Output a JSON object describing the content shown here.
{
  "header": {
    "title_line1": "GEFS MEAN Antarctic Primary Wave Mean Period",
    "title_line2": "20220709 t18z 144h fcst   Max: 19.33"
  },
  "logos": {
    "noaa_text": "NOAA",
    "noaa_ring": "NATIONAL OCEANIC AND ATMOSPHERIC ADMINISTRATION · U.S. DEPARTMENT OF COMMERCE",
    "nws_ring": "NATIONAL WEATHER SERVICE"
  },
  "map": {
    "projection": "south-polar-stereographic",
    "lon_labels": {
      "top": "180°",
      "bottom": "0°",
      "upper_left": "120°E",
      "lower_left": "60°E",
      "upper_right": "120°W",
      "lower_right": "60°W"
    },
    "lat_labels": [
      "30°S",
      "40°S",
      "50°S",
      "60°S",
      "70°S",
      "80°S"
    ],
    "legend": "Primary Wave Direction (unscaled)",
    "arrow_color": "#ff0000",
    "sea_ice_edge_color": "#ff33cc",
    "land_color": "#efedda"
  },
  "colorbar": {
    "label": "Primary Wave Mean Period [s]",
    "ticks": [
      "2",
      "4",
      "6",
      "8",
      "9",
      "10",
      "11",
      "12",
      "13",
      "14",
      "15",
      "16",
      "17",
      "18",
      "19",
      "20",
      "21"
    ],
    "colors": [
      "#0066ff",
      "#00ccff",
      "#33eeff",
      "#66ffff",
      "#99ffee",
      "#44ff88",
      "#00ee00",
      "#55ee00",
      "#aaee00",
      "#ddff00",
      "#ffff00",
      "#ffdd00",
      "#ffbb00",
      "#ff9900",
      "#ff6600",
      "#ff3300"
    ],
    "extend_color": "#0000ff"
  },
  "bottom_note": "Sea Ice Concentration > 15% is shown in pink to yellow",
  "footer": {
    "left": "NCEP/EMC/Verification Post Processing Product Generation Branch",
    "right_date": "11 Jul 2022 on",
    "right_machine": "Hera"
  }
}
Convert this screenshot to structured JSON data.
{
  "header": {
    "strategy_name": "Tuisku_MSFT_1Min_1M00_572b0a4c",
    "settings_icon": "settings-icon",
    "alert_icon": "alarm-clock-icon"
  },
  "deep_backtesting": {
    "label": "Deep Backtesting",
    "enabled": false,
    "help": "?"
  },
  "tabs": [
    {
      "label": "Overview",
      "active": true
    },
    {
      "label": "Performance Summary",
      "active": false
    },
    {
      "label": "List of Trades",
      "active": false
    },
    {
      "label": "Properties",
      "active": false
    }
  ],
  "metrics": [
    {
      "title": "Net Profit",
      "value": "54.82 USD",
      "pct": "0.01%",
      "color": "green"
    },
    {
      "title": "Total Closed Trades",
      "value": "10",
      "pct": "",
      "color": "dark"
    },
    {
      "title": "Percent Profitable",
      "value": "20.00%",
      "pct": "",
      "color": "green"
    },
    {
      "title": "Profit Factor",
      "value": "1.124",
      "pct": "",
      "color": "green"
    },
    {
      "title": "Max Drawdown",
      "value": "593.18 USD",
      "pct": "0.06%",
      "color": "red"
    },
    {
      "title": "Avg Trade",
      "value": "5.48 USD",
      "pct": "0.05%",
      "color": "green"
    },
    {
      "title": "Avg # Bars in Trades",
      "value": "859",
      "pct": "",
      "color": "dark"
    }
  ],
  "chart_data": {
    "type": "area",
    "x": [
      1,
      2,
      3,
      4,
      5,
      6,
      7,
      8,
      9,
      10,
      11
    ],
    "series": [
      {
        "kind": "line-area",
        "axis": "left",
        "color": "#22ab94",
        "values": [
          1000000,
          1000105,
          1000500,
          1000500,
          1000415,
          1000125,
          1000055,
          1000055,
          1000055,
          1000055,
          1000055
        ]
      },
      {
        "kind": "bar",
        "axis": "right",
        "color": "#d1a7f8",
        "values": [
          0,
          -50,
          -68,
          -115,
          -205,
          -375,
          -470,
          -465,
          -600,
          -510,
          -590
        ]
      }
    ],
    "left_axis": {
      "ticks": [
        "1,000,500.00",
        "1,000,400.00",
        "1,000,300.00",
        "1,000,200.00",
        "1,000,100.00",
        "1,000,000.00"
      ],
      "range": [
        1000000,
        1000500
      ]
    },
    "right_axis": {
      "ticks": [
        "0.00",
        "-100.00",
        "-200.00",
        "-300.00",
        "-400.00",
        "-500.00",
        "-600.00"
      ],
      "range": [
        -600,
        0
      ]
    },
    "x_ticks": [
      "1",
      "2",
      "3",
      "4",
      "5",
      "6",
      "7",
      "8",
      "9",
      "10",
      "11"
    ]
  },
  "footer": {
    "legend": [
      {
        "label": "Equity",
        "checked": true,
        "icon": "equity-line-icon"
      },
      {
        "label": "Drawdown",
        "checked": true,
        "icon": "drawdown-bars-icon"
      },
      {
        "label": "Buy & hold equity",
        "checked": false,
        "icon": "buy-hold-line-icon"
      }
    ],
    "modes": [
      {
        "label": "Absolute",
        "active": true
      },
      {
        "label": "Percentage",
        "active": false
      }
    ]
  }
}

▶ The task: State how many lines in the records above contain the word "NATIONAL", and give only that number.

▶ Output for this exercise: 2